Given request =>
Gather every line below where "διάδοχον" appears.

Collection entries =>
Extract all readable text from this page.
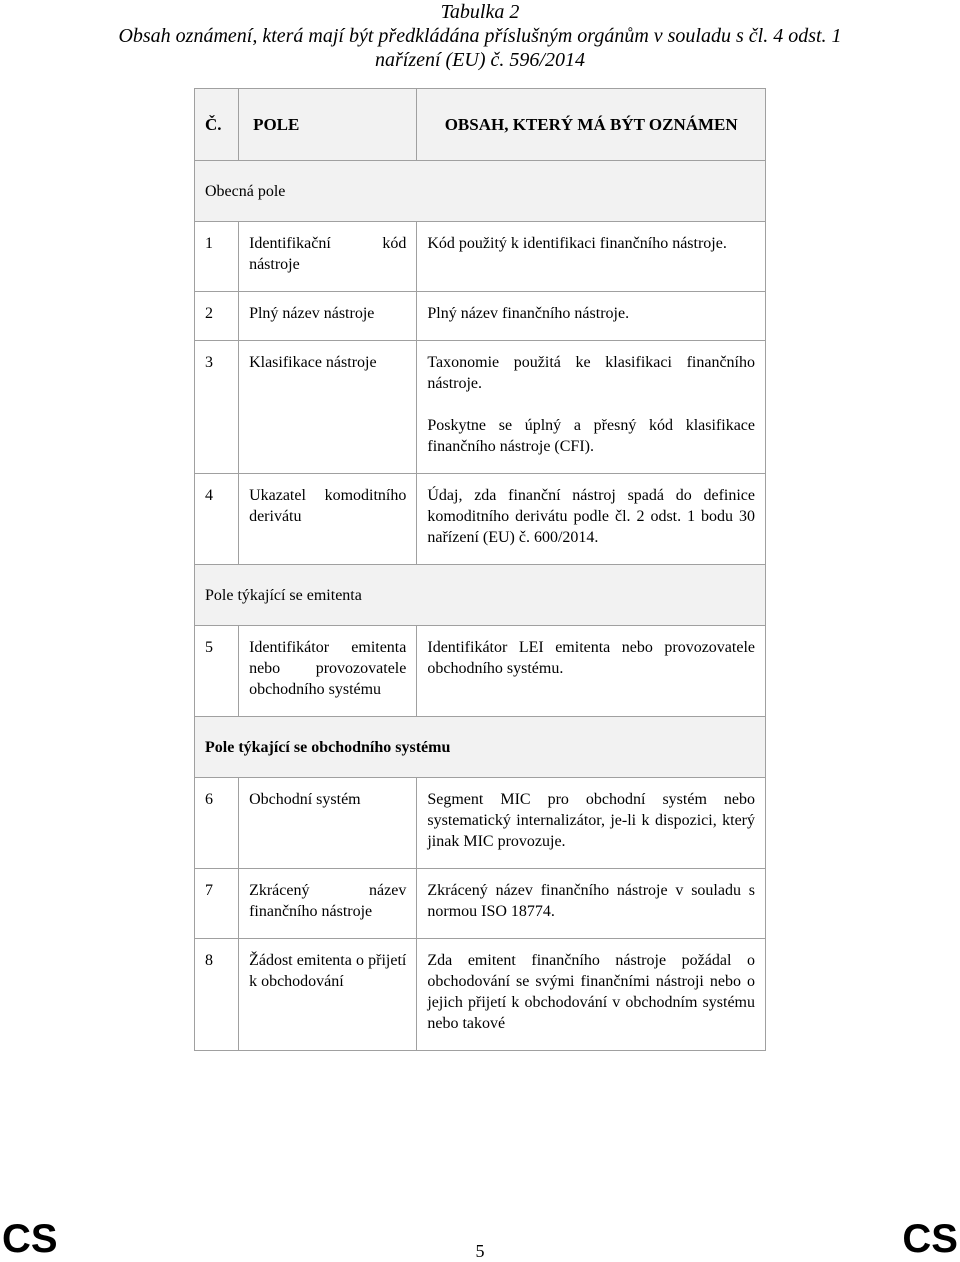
Tabulka 2
Obsah oznámení, která mají být předkládána příslušným orgánům v souladu s čl. 4 odst. 1
nařízení (EU) č. 596/2014
Č.	POLE	OBSAH, KTERÝ MÁ BÝT OZNÁMEN
Obecná pole		
1	Identifikační kód nástroje	Kód použitý k identifikaci finančního nástroje.

2	Plný název nástroje	Plný název finančního nástroje.

3	Klasifikace nástroje	Taxonomie použitá ke klasifikaci finančního nástroje.
Poskytne se úplný a přesný kód klasifikace finančního nástroje (CFI).

4	Ukazatel komoditního derivátu	Údaj, zda finanční nástroj spadá do definice komoditního derivátu podle čl. 2 odst. 1 bodu 30 nařízení (EU) č. 600/2014.

Pole týkající se emitenta		
5	Identifikátor emitenta nebo provozovatele obchodního systému	Identifikátor LEI emitenta nebo provozovatele obchodního systému.

Pole týkající se obchodního systému		
6	Obchodní systém	Segment MIC pro obchodní systém nebo systematický internalizátor, je-li k dispozici, který jinak MIC provozuje.

7	Zkrácený název finančního nástroje	Zkrácený název finančního nástroje v souladu s normou ISO 18774.

8	Žádost emitenta o přijetí k obchodování	Zda emitent finančního nástroje požádal o obchodování se svými finančními nástroji nebo o jejich přijetí k obchodování v obchodním systému nebo takové
CS	5	CS
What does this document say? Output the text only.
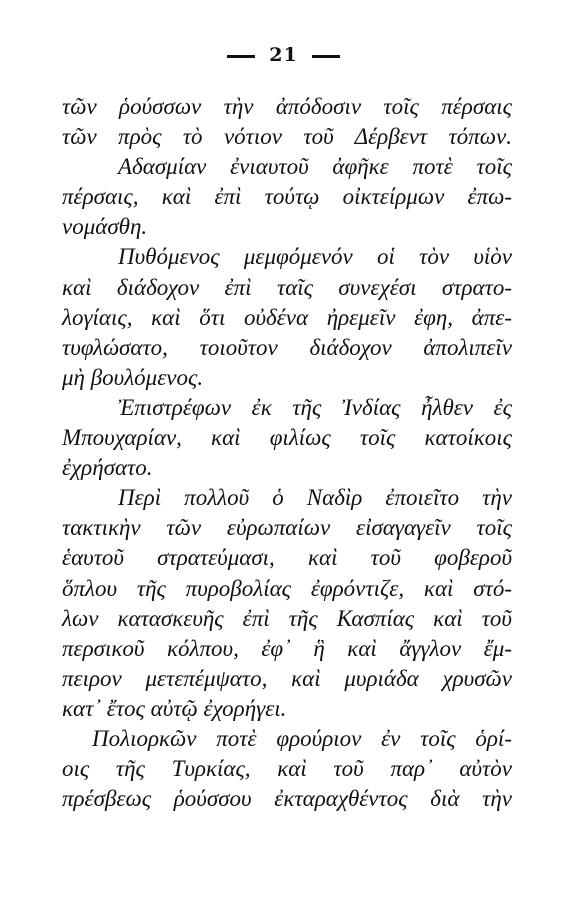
21
τῶν ῥούσσων τὴν ἀπόδοσιν τοῖς πέρσαις
τῶν πρὸς τὸ νότιον τοῦ Δέρβεντ τόπων.
Αδασμίαν ἐνιαυτοῦ ἀφῆκε ποτὲ τοῖς
πέρσαις, καὶ ἐπὶ τούτῳ οἰκτείρμων ἐπω-
νομάσθη.
Πυθόμενος μεμφόμενόν οἱ τὸν υἱὸν
καὶ διάδοχον ἐπὶ ταῖς συνεχέσι στρατο-
λογίαις, καὶ ὅτι οὐδένα ἠρεμεῖν ἐφη, ἀπε-
τυφλώσατο, τοιοῦτον διάδοχον ἀπολιπεῖν
μὴ βουλόμενος.
Ἐπιστρέφων ἐκ τῆς Ἰνδίας ἦλθεν ἐς
Μπουχαρίαν, καὶ φιλίως τοῖς κατοίκοις
ἐχρήσατο.
Περὶ πολλοῦ ὁ Ναδὶρ ἐποιεῖτο τὴν
τακτικὴν τῶν εὐρωπαίων εἰσαγαγεῖν τοῖς
ἑαυτοῦ στρατεύμασι, καὶ τοῦ φοβεροῦ
ὅπλου τῆς πυροβολίας ἐφρόντιζε, καὶ στό-
λων κατασκευῆς ἐπὶ τῆς Κασπίας καὶ τοῦ
περσικοῦ κόλπου, ἐφ᾽ ἣ καὶ ἄγγλον ἔμ-
πειρον μετεπέμψατο, καὶ μυριάδα χρυσῶν
κατ᾽ ἔτος αὐτῷ ἐχορήγει.
Πολιορκῶν ποτὲ φρούριον ἐν τοῖς ὁρί-
οις τῆς Τυρκίας, καὶ τοῦ παρ᾽ αὐτὸν
πρέσβεως ῥούσσου ἐκταραχθέντος διὰ τὴν
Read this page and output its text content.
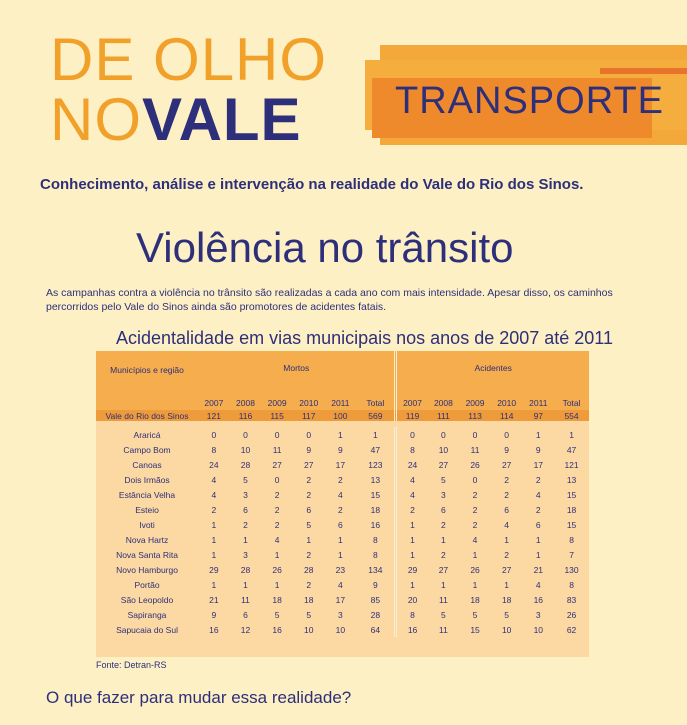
DE OLHO
NOVALE TRANSPORTE
Conhecimento, análise e intervenção na realidade do Vale do Rio dos Sinos.
Violência no trânsito
As campanhas contra a violência no trânsito são realizadas a cada ano com mais intensidade. Apesar disso, os caminhos percorridos pelo Vale do Sinos ainda são promotores de acidentes fatais.
Acidentalidade em vias municipais nos anos de 2007 até 2011
Municípios e região	Mortos						Acidentes					
	2007	2008	2009	2010	2011	Total	2007	2008	2009	2010	2011	Total
Vale do Rio dos Sinos	121	116	115	117	100	569	119	111	113	114	97	554

Araricá	0	0	0	0	1	1	0	0	0	0	1	1
Campo Bom	8	10	11	9	9	47	8	10	11	9	9	47
Canoas	24	28	27	27	17	123	24	27	26	27	17	121
Dois Irmãos	4	5	0	2	2	13	4	5	0	2	2	13
Estância Velha	4	3	2	2	4	15	4	3	2	2	4	15
Esteio	2	6	2	6	2	18	2	6	2	6	2	18
Ivoti	1	2	2	5	6	16	1	2	2	4	6	15
Nova Hartz	1	1	4	1	1	8	1	1	4	1	1	8
Nova Santa Rita	1	3	1	2	1	8	1	2	1	2	1	7
Novo Hamburgo	29	28	26	28	23	134	29	27	26	27	21	130
Portão	1	1	1	2	4	9	1	1	1	1	4	8
São Leopoldo	21	11	18	18	17	85	20	11	18	18	16	83
Sapiranga	9	6	5	5	3	28	8	5	5	5	3	26
Sapucaia do Sul	16	12	16	10	10	64	16	11	15	10	10	62
Fonte: Detran-RS
O que fazer para mudar essa realidade?
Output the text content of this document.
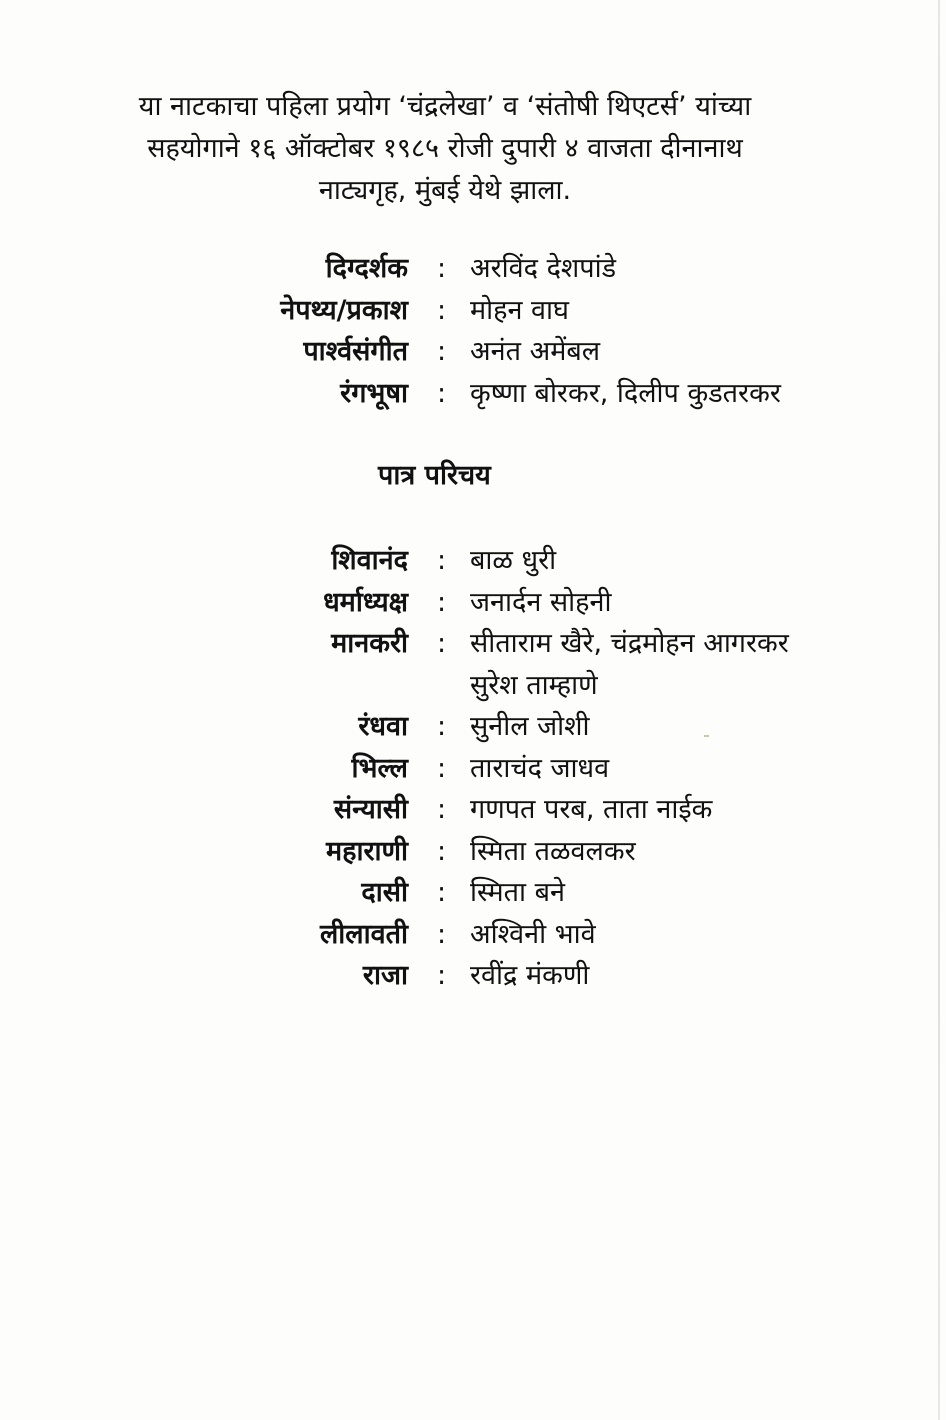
या नाटकाचा पहिला प्रयोग ‘चंद्रलेखा’ व ‘संतोषी थिएटर्स’ यांच्या

सहयोगाने १६ ऑक्टोबर १९८५ रोजी दुपारी ४ वाजता दीनानाथ

नाट्यगृह, मुंबई येथे झाला.

दिग्दर्शक : अरविंद देशपांडे
नेपथ्य/प्रकाश : मोहन वाघ
पार्श्वसंगीत : अनंत अमेंबल
रंगभूषा : कृष्णा बोरकर, दिलीप कुडतरकर
पात्र परिचय
शिवानंद : बाळ धुरी
धर्माध्यक्ष : जनार्दन सोहनी
मानकरी : सीताराम खैरे, चंद्रमोहन आगरकर
सुरेश ताम्हाणे
रंधवा : सुनील जोशी
भिल्ल : ताराचंद जाधव
संन्यासी : गणपत परब, ताता नाईक
महाराणी : स्मिता तळवलकर
दासी : स्मिता बने
लीलावती : अश्विनी भावे
राजा : रवींद्र मंकणी
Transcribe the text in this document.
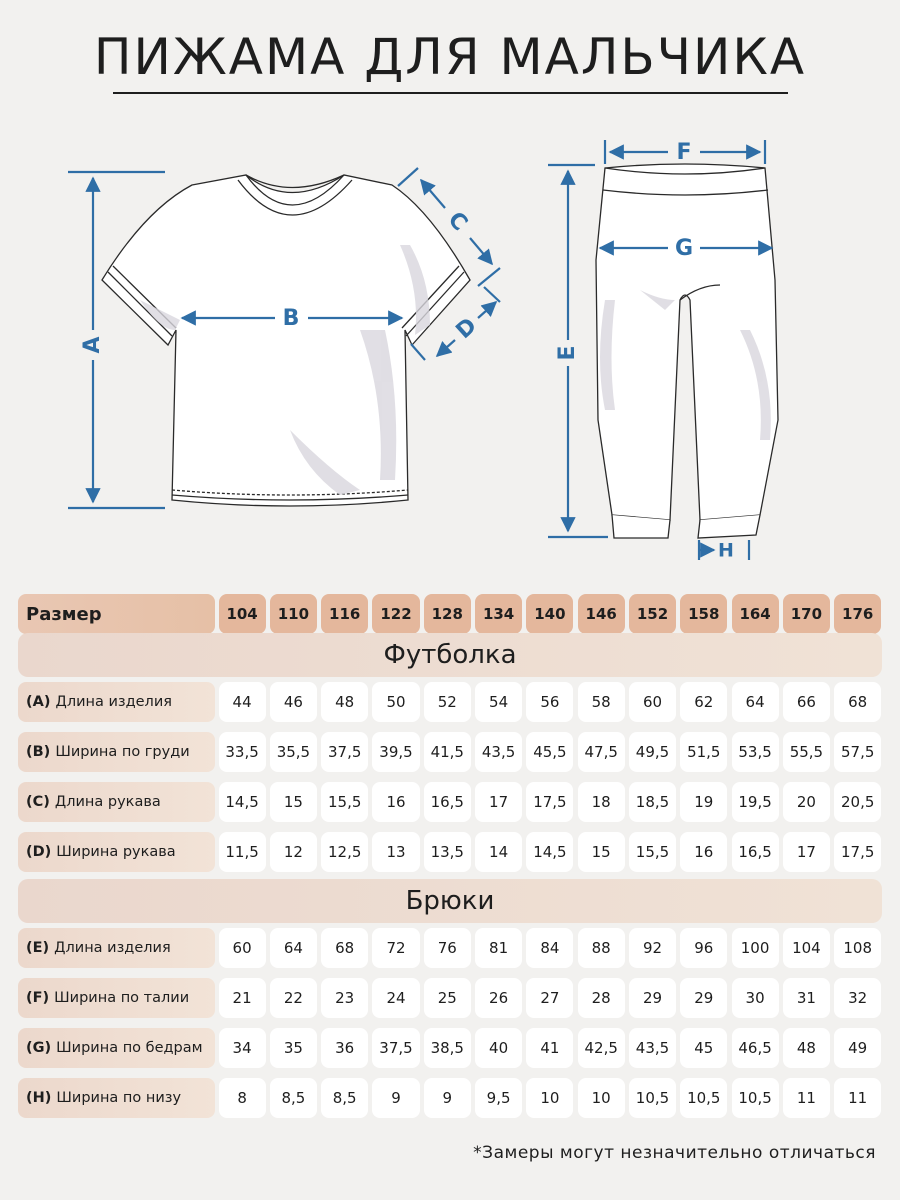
ПИЖАМА ДЛЯ МАЛЬЧИКА
A
B
C
D
E
F
G
H
Размер	104	110	116	122	128	134	140	146	152	158	164	170	176
Футболка
(A) Длина изделия	44	46	48	50	52	54	56	58	60	62	64	66	68
(B) Ширина по груди	33,5	35,5	37,5	39,5	41,5	43,5	45,5	47,5	49,5	51,5	53,5	55,5	57,5
(C) Длина рукава	14,5	15	15,5	16	16,5	17	17,5	18	18,5	19	19,5	20	20,5
(D) Ширина рукава	11,5	12	12,5	13	13,5	14	14,5	15	15,5	16	16,5	17	17,5
Брюки
(E) Длина изделия	60	64	68	72	76	81	84	88	92	96	100	104	108
(F) Ширина по талии	21	22	23	24	25	26	27	28	29	29	30	31	32
(G) Ширина по бедрам	34	35	36	37,5	38,5	40	41	42,5	43,5	45	46,5	48	49
(H) Ширина по низу	8	8,5	8,5	9	9	9,5	10	10	10,5	10,5	10,5	11	11
*Замеры могут незначительно отличаться
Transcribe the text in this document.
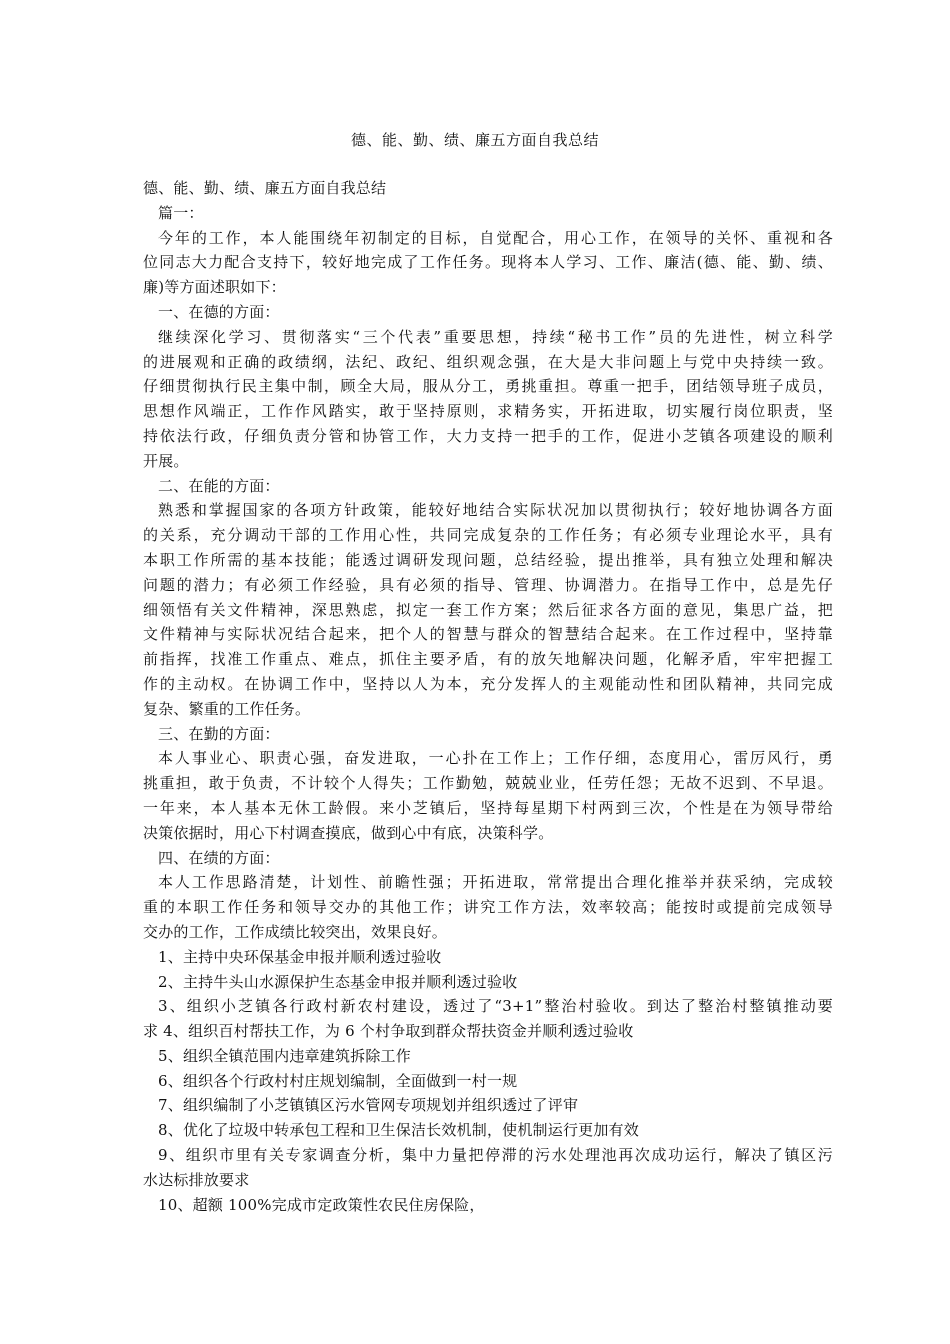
德、能、勤、绩、廉五方面自我总结

德、能、勤、绩、廉五方面自我总结

篇一：

今年的工作，本人能围绕年初制定的目标，自觉配合，用心工作，在领导的关怀、重视和各

位同志大力配合支持下，较好地完成了工作任务。现将本人学习、工作、廉洁(德、能、勤、绩、

廉)等方面述职如下：

一、在德的方面：

继续深化学习、贯彻落实“三个代表”重要思想，持续“秘书工作”员的先进性，树立科学

的进展观和正确的政绩纲，法纪、政纪、组织观念强，在大是大非问题上与党中央持续一致。

仔细贯彻执行民主集中制，顾全大局，服从分工，勇挑重担。尊重一把手，团结领导班子成员，

思想作风端正，工作作风踏实，敢于坚持原则，求精务实，开拓进取，切实履行岗位职责，坚

持依法行政，仔细负责分管和协管工作，大力支持一把手的工作，促进小芝镇各项建设的顺利

开展。

二、在能的方面：

熟悉和掌握国家的各项方针政策，能较好地结合实际状况加以贯彻执行；较好地协调各方面

的关系，充分调动干部的工作用心性，共同完成复杂的工作任务；有必须专业理论水平，具有

本职工作所需的基本技能；能透过调研发现问题，总结经验，提出推举，具有独立处理和解决

问题的潜力；有必须工作经验，具有必须的指导、管理、协调潜力。在指导工作中，总是先仔

细领悟有关文件精神，深思熟虑，拟定一套工作方案；然后征求各方面的意见，集思广益，把

文件精神与实际状况结合起来，把个人的智慧与群众的智慧结合起来。在工作过程中，坚持靠

前指挥，找准工作重点、难点，抓住主要矛盾，有的放矢地解决问题，化解矛盾，牢牢把握工

作的主动权。在协调工作中，坚持以人为本，充分发挥人的主观能动性和团队精神，共同完成

复杂、繁重的工作任务。

三、在勤的方面：

本人事业心、职责心强，奋发进取，一心扑在工作上；工作仔细，态度用心，雷厉风行，勇

挑重担，敢于负责，不计较个人得失；工作勤勉，兢兢业业，任劳任怨；无故不迟到、不早退。

一年来，本人基本无休工龄假。来小芝镇后，坚持每星期下村两到三次，个性是在为领导带给

决策依据时，用心下村调查摸底，做到心中有底，决策科学。

四、在绩的方面：

本人工作思路清楚，计划性、前瞻性强；开拓进取，常常提出合理化推举并获采纳，完成较

重的本职工作任务和领导交办的其他工作；讲究工作方法，效率较高；能按时或提前完成领导

交办的工作，工作成绩比较突出，效果良好。

1、主持中央环保基金申报并顺利透过验收

2、主持牛头山水源保护生态基金申报并顺利透过验收

3、组织小芝镇各行政村新农村建设，透过了“3+1”整治村验收。到达了整治村整镇推动要

求 4、组织百村帮扶工作，为 6 个村争取到群众帮扶资金并顺利透过验收

5、组织全镇范围内违章建筑拆除工作

6、组织各个行政村村庄规划编制，全面做到一村一规

7、组织编制了小芝镇镇区污水管网专项规划并组织透过了评审

8、优化了垃圾中转承包工程和卫生保洁长效机制，使机制运行更加有效

9、组织市里有关专家调查分析，集中力量把停滞的污水处理池再次成功运行，解决了镇区污

水达标排放要求

10、超额 100%完成市定政策性农民住房保险，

Problem solution =>
καὶ διάδοχον ἐπὶ ταῖς συνεχέσι στρατο-
τυφλώσατο, τοιοῦτον διάδοχον ἀπολιπεῖν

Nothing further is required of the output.